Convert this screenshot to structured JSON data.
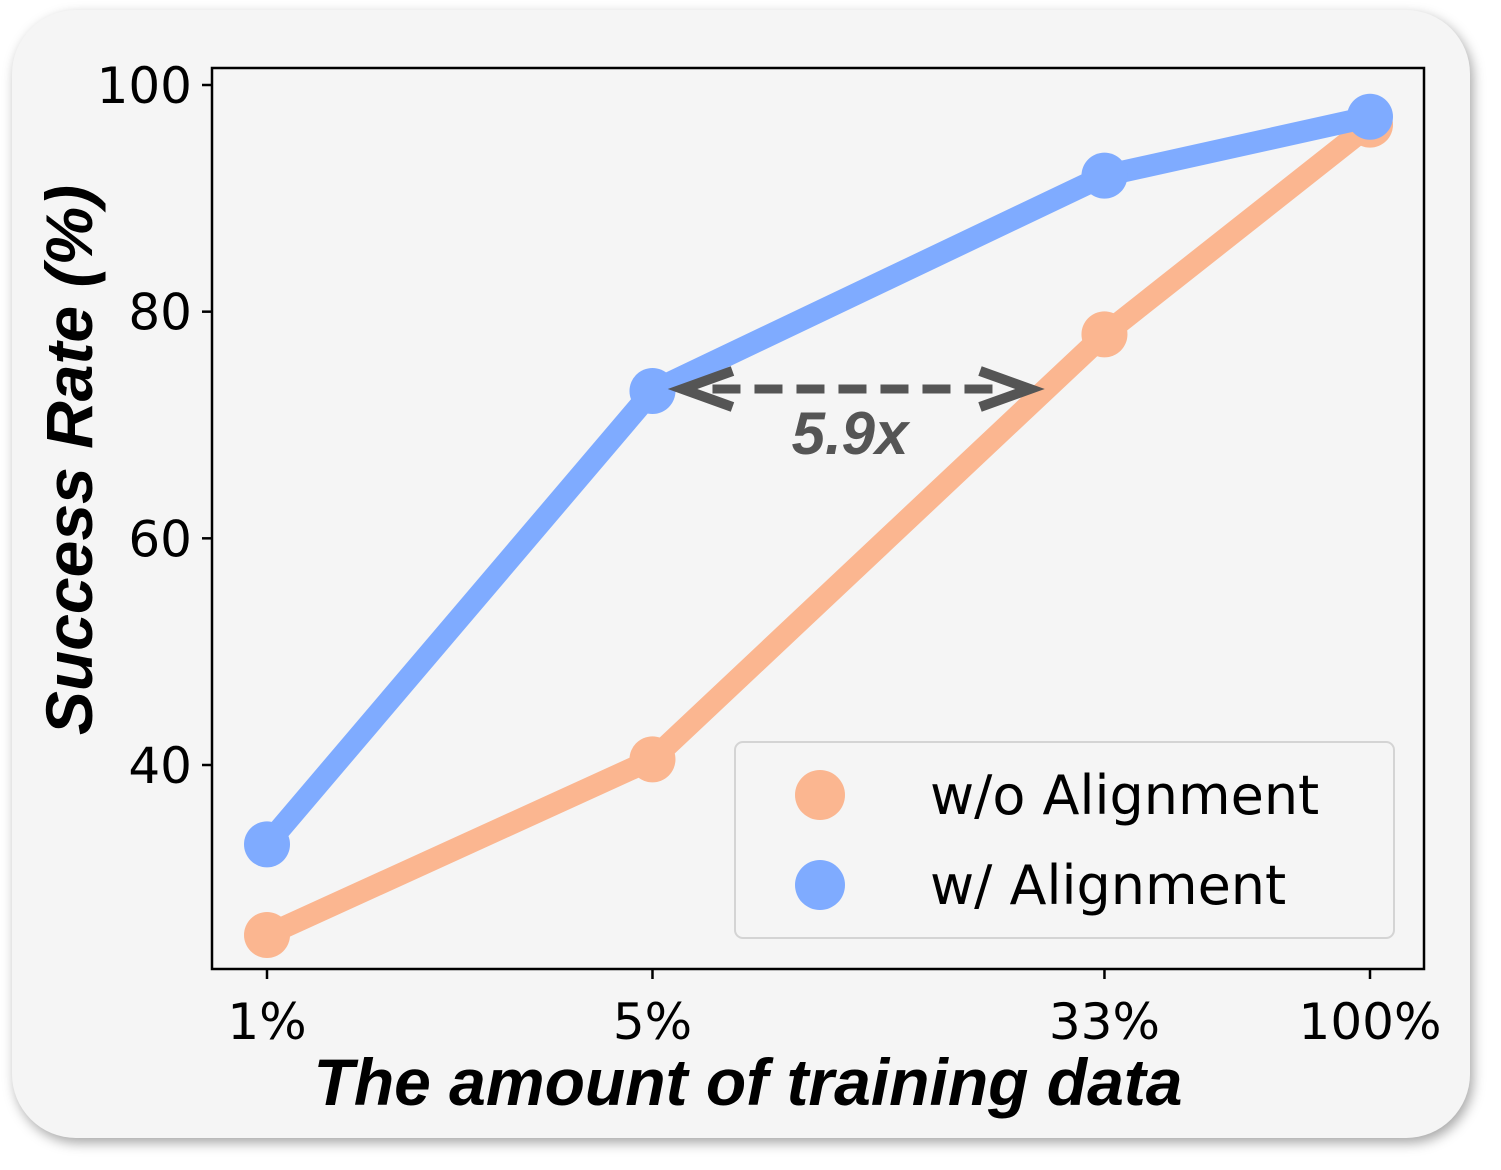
{
  "chart_data": {
    "type": "line",
    "categories": [
      "1%",
      "5%",
      "33%",
      "100%"
    ],
    "x": [
      1,
      5,
      33,
      100
    ],
    "x_scale": "log",
    "series": [
      {
        "name": "w/o Alignment",
        "values": [
          25,
          40.5,
          78,
          96.5
        ],
        "color": "#fbb690"
      },
      {
        "name": "w/ Alignment",
        "values": [
          33,
          73,
          92,
          97.2
        ],
        "color": "#7fabff"
      }
    ],
    "xlabel": "The amount of training data",
    "ylabel": "Success Rate (%)",
    "yticks": [
      40,
      60,
      80,
      100
    ],
    "ylim": [
      22,
      101.5
    ],
    "grid": false,
    "legend_position": "lower-right",
    "annotation": {
      "text": "5.9x",
      "from_category": "5%",
      "to_value": 73,
      "arrow_color": "#555555"
    }
  }
}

**TASK DESCRIPTION**
Leave out the pictures and restate everything else word for word.

**WRITTEN SOLUTION**
Convert this screenshot to structured JSON data.
{
  "chart_data": {
    "type": "line",
    "categories": [
      "1%",
      "5%",
      "33%",
      "100%"
    ],
    "x": [
      1,
      5,
      33,
      100
    ],
    "x_scale": "log",
    "series": [
      {
        "name": "w/o Alignment",
        "values": [
          25,
          40.5,
          78,
          96.5
        ],
        "color": "#fbb690"
      },
      {
        "name": "w/ Alignment",
        "values": [
          33,
          73,
          92,
          97.2
        ],
        "color": "#7fabff"
      }
    ],
    "xlabel": "The amount of training data",
    "ylabel": "Success Rate (%)",
    "yticks": [
      40,
      60,
      80,
      100
    ],
    "ylim": [
      22,
      101.5
    ],
    "grid": false,
    "legend_position": "lower-right",
    "annotation": {
      "text": "5.9x",
      "from_category": "5%",
      "to_value": 73,
      "arrow_color": "#555555"
    }
  }
}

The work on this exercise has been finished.